Exercise objective ▸ In the entries below, identify every line with the string "Producer" and copy it.

Records shown ▸
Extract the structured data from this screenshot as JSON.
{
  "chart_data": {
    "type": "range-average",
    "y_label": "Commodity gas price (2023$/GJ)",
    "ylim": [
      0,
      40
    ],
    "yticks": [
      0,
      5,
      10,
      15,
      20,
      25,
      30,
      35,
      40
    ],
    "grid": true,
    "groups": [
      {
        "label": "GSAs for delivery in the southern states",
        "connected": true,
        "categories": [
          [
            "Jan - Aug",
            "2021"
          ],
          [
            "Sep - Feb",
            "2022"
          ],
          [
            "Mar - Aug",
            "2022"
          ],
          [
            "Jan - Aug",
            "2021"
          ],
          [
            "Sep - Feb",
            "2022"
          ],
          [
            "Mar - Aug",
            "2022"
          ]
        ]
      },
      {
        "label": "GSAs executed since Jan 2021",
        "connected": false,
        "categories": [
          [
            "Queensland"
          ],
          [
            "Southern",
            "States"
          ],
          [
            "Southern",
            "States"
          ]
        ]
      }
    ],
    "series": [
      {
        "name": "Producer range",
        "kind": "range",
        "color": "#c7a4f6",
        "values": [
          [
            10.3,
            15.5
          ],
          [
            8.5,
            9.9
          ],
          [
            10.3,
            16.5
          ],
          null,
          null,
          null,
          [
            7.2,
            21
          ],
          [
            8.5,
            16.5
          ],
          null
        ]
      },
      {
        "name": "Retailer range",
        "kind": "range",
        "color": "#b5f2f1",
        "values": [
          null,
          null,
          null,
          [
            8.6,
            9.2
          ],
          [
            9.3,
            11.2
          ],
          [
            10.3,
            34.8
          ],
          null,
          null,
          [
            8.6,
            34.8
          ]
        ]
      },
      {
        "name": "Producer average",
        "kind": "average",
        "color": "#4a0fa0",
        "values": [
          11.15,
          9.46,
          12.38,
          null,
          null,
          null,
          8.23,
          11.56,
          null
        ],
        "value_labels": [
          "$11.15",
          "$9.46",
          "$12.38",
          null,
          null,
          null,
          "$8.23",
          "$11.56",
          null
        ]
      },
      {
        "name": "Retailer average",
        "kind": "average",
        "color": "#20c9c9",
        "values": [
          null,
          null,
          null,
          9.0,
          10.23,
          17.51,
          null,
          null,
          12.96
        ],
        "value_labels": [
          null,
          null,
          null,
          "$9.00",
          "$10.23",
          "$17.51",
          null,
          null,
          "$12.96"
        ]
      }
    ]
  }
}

Final result ▸
        "name": "Producer range",
        "name": "Producer average",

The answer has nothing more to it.